Stored data entries:
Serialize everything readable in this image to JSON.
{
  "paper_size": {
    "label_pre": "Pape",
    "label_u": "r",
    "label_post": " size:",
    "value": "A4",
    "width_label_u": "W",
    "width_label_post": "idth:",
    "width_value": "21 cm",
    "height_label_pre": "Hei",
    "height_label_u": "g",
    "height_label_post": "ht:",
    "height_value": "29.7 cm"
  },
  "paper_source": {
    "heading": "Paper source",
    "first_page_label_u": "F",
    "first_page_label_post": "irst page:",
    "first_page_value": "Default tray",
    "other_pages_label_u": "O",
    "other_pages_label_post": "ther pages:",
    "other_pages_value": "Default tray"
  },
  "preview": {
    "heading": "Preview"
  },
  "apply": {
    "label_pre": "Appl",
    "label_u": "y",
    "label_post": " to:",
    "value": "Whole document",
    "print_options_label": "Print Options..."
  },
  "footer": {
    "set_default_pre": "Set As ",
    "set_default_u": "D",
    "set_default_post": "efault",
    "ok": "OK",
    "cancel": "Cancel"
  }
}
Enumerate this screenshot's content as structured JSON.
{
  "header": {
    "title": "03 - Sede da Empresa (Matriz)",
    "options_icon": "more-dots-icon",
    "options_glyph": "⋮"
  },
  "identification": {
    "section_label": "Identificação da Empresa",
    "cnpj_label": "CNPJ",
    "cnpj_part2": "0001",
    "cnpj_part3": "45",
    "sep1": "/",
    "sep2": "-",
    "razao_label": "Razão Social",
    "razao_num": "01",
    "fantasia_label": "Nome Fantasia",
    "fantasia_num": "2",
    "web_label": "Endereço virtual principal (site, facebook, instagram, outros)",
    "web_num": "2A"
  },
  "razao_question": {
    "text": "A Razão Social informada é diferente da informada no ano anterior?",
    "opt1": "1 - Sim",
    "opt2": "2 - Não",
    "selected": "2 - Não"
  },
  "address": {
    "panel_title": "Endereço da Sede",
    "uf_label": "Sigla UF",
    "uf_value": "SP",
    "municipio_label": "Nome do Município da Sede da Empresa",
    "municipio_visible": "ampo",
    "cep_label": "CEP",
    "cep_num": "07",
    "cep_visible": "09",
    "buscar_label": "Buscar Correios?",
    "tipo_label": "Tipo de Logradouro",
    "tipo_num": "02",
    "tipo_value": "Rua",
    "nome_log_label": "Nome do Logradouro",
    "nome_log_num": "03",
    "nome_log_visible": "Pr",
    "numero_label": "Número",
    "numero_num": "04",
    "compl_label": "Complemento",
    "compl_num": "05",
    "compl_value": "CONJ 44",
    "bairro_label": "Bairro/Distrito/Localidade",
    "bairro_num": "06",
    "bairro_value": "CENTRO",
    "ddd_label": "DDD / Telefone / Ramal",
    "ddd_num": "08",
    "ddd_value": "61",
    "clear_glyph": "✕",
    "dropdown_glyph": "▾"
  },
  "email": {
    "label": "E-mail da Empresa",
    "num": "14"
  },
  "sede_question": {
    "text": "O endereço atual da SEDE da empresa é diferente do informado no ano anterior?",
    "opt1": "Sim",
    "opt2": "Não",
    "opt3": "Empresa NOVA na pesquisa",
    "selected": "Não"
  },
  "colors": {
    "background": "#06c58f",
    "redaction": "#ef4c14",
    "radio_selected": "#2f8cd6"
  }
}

PROMPT.
Retype each record exactly, leaving nothing out.

FINISHED EXERCISE.
Serialize everything readable in this image to JSON.
{
  "paper_size": {
    "label_pre": "Pape",
    "label_u": "r",
    "label_post": " size:",
    "value": "A4",
    "width_label_u": "W",
    "width_label_post": "idth:",
    "width_value": "21 cm",
    "height_label_pre": "Hei",
    "height_label_u": "g",
    "height_label_post": "ht:",
    "height_value": "29.7 cm"
  },
  "paper_source": {
    "heading": "Paper source",
    "first_page_label_u": "F",
    "first_page_label_post": "irst page:",
    "first_page_value": "Default tray",
    "other_pages_label_u": "O",
    "other_pages_label_post": "ther pages:",
    "other_pages_value": "Default tray"
  },
  "preview": {
    "heading": "Preview"
  },
  "apply": {
    "label_pre": "Appl",
    "label_u": "y",
    "label_post": " to:",
    "value": "Whole document",
    "print_options_label": "Print Options..."
  },
  "footer": {
    "set_default_pre": "Set As ",
    "set_default_u": "D",
    "set_default_post": "efault",
    "ok": "OK",
    "cancel": "Cancel"
  }
}
Enumerate this screenshot's content as structured JSON.
{
  "header": {
    "title": "03 - Sede da Empresa (Matriz)",
    "options_icon": "more-dots-icon",
    "options_glyph": "⋮"
  },
  "identification": {
    "section_label": "Identificação da Empresa",
    "cnpj_label": "CNPJ",
    "cnpj_part2": "0001",
    "cnpj_part3": "45",
    "sep1": "/",
    "sep2": "-",
    "razao_label": "Razão Social",
    "razao_num": "01",
    "fantasia_label": "Nome Fantasia",
    "fantasia_num": "2",
    "web_label": "Endereço virtual principal (site, facebook, instagram, outros)",
    "web_num": "2A"
  },
  "razao_question": {
    "text": "A Razão Social informada é diferente da informada no ano anterior?",
    "opt1": "1 - Sim",
    "opt2": "2 - Não",
    "selected": "2 - Não"
  },
  "address": {
    "panel_title": "Endereço da Sede",
    "uf_label": "Sigla UF",
    "uf_value": "SP",
    "municipio_label": "Nome do Município da Sede da Empresa",
    "municipio_visible": "ampo",
    "cep_label": "CEP",
    "cep_num": "07",
    "cep_visible": "09",
    "buscar_label": "Buscar Correios?",
    "tipo_label": "Tipo de Logradouro",
    "tipo_num": "02",
    "tipo_value": "Rua",
    "nome_log_label": "Nome do Logradouro",
    "nome_log_num": "03",
    "nome_log_visible": "Pr",
    "numero_label": "Número",
    "numero_num": "04",
    "compl_label": "Complemento",
    "compl_num": "05",
    "compl_value": "CONJ 44",
    "bairro_label": "Bairro/Distrito/Localidade",
    "bairro_num": "06",
    "bairro_value": "CENTRO",
    "ddd_label": "DDD / Telefone / Ramal",
    "ddd_num": "08",
    "ddd_value": "61",
    "clear_glyph": "✕",
    "dropdown_glyph": "▾"
  },
  "email": {
    "label": "E-mail da Empresa",
    "num": "14"
  },
  "sede_question": {
    "text": "O endereço atual da SEDE da empresa é diferente do informado no ano anterior?",
    "opt1": "Sim",
    "opt2": "Não",
    "opt3": "Empresa NOVA na pesquisa",
    "selected": "Não"
  },
  "colors": {
    "background": "#06c58f",
    "redaction": "#ef4c14",
    "radio_selected": "#2f8cd6"
  }
}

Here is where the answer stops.